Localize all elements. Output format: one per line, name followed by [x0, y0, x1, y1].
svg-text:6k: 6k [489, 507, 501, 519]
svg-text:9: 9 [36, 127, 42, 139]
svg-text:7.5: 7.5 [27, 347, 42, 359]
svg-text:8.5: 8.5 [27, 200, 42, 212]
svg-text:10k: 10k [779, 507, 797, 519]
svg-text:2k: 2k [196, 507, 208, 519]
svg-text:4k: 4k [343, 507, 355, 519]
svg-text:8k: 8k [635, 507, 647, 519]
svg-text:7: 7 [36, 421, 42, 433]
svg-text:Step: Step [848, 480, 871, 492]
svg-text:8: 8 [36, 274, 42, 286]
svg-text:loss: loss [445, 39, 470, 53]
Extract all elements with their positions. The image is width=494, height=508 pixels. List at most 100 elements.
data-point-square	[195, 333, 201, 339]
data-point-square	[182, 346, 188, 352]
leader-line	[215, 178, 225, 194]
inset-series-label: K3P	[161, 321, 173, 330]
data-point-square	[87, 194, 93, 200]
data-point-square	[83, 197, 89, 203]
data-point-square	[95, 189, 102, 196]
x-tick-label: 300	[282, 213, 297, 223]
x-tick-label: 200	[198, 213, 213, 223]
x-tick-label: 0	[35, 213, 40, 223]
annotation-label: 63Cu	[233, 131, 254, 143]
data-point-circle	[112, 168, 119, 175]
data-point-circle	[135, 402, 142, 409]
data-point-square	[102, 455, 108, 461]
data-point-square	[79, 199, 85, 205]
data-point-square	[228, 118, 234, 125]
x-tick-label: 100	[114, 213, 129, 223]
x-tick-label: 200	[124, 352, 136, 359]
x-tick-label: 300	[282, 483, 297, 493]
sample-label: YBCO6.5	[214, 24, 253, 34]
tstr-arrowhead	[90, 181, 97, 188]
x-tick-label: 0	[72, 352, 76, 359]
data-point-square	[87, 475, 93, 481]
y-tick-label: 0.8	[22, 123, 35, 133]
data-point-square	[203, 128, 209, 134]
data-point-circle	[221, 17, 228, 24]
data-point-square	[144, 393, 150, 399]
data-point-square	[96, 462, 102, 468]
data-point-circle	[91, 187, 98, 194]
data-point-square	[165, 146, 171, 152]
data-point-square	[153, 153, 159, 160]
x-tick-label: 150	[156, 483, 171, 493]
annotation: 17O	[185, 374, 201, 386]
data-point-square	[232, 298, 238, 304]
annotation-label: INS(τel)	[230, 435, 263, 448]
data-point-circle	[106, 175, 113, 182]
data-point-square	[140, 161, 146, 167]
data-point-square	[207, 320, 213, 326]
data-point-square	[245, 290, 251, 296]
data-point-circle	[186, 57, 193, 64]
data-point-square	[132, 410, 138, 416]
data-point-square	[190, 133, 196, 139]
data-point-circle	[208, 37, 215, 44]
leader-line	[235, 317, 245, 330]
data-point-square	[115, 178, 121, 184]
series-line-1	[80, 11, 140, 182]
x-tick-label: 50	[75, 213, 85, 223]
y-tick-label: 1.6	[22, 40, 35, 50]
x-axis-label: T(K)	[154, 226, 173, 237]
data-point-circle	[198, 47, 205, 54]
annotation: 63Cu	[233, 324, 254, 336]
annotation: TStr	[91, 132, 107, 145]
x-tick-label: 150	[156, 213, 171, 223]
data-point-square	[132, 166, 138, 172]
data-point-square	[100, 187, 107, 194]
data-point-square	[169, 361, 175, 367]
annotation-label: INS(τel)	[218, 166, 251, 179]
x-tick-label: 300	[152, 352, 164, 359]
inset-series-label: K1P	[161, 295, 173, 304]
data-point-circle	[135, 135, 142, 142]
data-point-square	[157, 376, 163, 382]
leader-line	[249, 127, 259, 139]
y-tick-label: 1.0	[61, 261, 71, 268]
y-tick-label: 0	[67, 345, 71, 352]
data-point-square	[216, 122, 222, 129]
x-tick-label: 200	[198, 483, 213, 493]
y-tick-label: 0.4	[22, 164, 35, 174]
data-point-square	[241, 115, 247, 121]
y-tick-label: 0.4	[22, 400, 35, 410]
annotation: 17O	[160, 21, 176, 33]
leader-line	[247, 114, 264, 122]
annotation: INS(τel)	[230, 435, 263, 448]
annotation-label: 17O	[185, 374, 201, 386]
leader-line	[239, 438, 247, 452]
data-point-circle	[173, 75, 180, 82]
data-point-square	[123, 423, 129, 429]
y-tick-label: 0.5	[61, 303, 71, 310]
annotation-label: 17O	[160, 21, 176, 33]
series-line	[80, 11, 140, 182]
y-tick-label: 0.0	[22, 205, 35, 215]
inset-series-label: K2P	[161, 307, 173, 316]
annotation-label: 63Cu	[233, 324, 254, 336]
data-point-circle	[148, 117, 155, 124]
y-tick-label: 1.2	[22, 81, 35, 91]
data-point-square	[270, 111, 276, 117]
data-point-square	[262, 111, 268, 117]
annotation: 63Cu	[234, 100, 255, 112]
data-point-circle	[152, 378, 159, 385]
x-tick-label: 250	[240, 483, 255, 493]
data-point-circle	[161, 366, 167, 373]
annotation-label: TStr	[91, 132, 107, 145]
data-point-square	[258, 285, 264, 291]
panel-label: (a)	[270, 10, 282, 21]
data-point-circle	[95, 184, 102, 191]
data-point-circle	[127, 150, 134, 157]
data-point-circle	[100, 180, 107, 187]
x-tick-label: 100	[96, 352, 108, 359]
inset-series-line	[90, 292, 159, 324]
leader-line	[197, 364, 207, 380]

■ ■ ■ ■

◆ Taakomschrijving ◆
Geef het gedeelte vanaf het begin van de rijen tot en met de rij die "161, 146, 167]" bevat letterlijk terug.

◆ Antwoord ◆
Localize all elements. Output format: one per line, name followed by [x0, y0, x1, y1].
svg-text:6k: 6k [489, 507, 501, 519]
svg-text:9: 9 [36, 127, 42, 139]
svg-text:7.5: 7.5 [27, 347, 42, 359]
svg-text:8.5: 8.5 [27, 200, 42, 212]
svg-text:10k: 10k [779, 507, 797, 519]
svg-text:2k: 2k [196, 507, 208, 519]
svg-text:4k: 4k [343, 507, 355, 519]
svg-text:8k: 8k [635, 507, 647, 519]
svg-text:7: 7 [36, 421, 42, 433]
svg-text:Step: Step [848, 480, 871, 492]
svg-text:8: 8 [36, 274, 42, 286]
svg-text:loss: loss [445, 39, 470, 53]
Extract all elements with their positions. The image is width=494, height=508 pixels. List at most 100 elements.
data-point-square	[195, 333, 201, 339]
data-point-square	[182, 346, 188, 352]
leader-line	[215, 178, 225, 194]
inset-series-label: K3P	[161, 321, 173, 330]
data-point-square	[87, 194, 93, 200]
data-point-square	[83, 197, 89, 203]
data-point-square	[95, 189, 102, 196]
x-tick-label: 300	[282, 213, 297, 223]
x-tick-label: 200	[198, 213, 213, 223]
x-tick-label: 0	[35, 213, 40, 223]
annotation-label: 63Cu	[233, 131, 254, 143]
data-point-circle	[112, 168, 119, 175]
data-point-circle	[135, 402, 142, 409]
data-point-square	[102, 455, 108, 461]
data-point-square	[79, 199, 85, 205]
data-point-square	[228, 118, 234, 125]
x-tick-label: 100	[114, 213, 129, 223]
x-tick-label: 200	[124, 352, 136, 359]
x-tick-label: 300	[282, 483, 297, 493]
sample-label: YBCO6.5	[214, 24, 253, 34]
tstr-arrowhead	[90, 181, 97, 188]
x-tick-label: 0	[72, 352, 76, 359]
data-point-square	[87, 475, 93, 481]
y-tick-label: 0.8	[22, 123, 35, 133]
data-point-square	[203, 128, 209, 134]
data-point-circle	[221, 17, 228, 24]
data-point-square	[144, 393, 150, 399]
data-point-square	[96, 462, 102, 468]
data-point-circle	[91, 187, 98, 194]
data-point-square	[165, 146, 171, 152]
data-point-square	[153, 153, 159, 160]
x-tick-label: 150	[156, 483, 171, 493]
annotation: 17O	[185, 374, 201, 386]
data-point-square	[232, 298, 238, 304]
annotation-label: INS(τel)	[230, 435, 263, 448]
data-point-circle	[106, 175, 113, 182]
data-point-square	[140, 161, 146, 167]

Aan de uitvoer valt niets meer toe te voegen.